* start Data listing *
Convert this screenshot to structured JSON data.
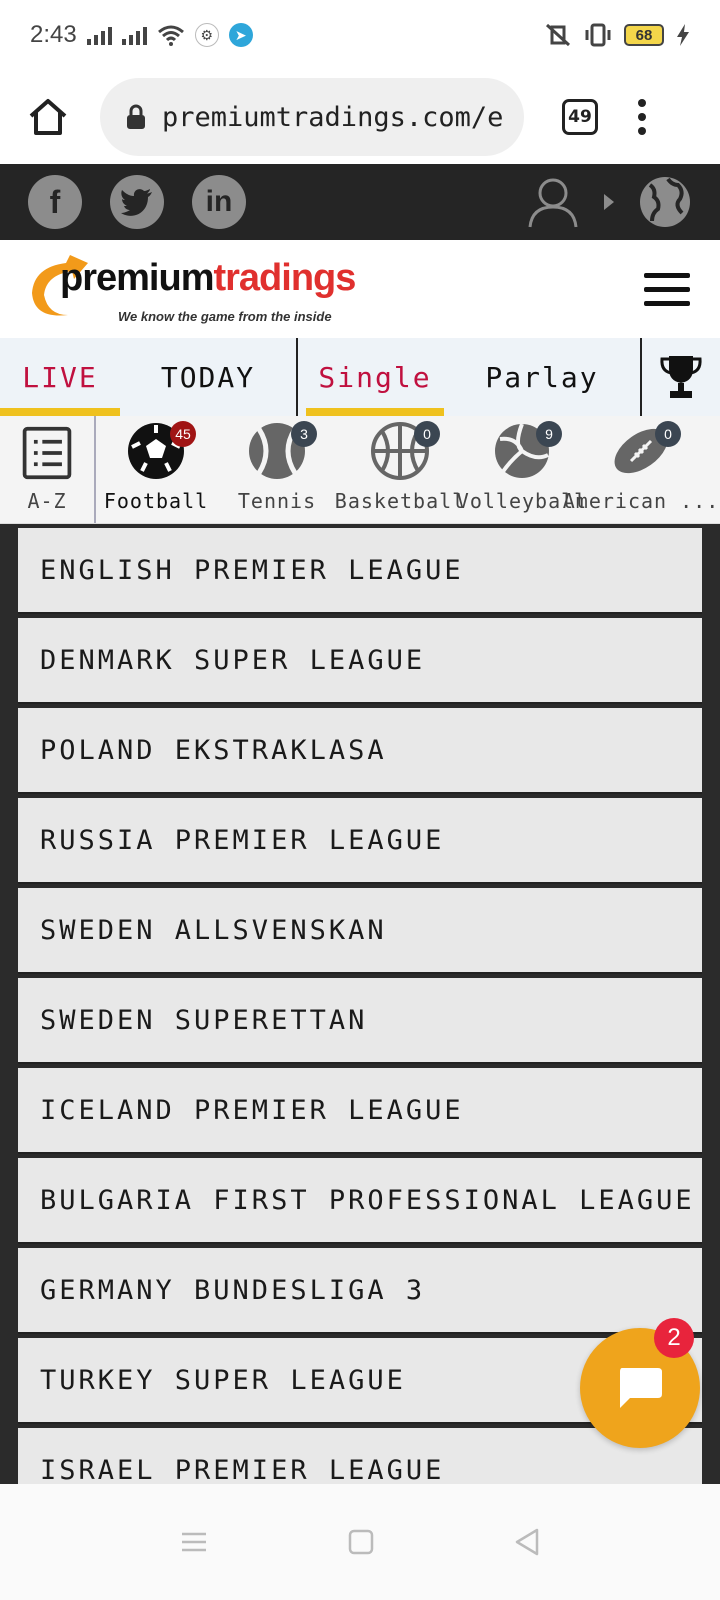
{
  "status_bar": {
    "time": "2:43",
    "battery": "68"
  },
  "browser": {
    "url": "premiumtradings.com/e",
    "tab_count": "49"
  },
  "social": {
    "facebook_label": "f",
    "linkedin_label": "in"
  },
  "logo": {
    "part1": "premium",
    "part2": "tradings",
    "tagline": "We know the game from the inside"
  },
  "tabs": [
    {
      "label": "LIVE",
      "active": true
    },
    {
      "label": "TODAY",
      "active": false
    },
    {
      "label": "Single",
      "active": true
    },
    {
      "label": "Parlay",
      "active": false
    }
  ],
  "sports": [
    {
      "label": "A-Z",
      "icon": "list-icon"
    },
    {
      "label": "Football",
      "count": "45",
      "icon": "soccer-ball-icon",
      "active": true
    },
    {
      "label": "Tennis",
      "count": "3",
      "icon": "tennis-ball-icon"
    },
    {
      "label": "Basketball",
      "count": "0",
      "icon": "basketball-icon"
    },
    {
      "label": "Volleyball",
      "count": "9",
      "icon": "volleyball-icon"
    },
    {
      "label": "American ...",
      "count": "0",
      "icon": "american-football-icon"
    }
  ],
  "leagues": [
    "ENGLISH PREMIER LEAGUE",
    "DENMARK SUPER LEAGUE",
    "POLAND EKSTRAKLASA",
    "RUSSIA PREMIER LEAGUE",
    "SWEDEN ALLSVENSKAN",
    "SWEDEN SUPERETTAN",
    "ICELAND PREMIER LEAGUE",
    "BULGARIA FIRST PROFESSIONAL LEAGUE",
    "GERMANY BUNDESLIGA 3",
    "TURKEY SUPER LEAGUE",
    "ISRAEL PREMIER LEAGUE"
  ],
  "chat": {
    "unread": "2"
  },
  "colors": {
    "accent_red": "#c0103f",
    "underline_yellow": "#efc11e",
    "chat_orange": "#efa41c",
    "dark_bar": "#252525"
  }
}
* end Data listing *
* start Data listing *
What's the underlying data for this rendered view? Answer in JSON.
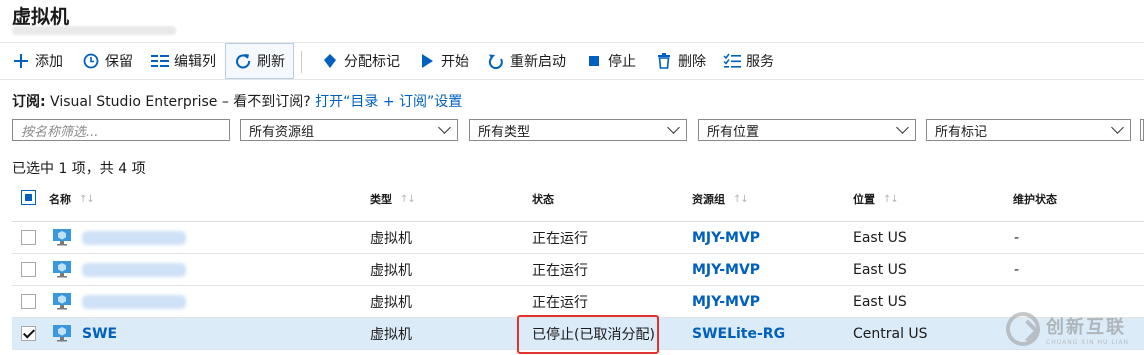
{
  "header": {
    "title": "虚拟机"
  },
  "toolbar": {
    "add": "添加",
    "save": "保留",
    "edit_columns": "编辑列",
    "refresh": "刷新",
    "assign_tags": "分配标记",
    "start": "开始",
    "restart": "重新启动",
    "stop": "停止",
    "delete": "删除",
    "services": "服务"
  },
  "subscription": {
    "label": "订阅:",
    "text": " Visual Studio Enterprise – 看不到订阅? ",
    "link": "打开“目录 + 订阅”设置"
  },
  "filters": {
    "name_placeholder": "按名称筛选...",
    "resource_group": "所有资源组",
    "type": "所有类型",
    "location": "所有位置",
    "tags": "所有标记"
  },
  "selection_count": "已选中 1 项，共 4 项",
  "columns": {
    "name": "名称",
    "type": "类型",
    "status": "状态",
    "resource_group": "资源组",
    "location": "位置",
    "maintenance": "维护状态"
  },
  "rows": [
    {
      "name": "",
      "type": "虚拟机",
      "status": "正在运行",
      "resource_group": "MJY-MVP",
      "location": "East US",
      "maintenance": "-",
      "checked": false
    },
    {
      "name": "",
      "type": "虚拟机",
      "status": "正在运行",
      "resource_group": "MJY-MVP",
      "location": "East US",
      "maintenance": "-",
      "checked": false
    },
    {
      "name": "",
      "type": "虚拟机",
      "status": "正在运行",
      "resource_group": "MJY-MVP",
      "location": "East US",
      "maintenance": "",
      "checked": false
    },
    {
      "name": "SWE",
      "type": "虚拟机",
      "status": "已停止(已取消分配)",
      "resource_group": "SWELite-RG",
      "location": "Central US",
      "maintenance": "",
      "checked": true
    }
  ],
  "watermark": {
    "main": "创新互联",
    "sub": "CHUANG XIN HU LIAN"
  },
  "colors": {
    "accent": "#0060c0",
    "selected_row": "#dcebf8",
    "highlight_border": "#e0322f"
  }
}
* end Data listing *
_Given request_
From the entries above, copy out every line where the string "this" appears.

_Expected answer_
Convert this screenshot to structured JSON data.
What's the underlying data for this rendered view? Answer in JSON.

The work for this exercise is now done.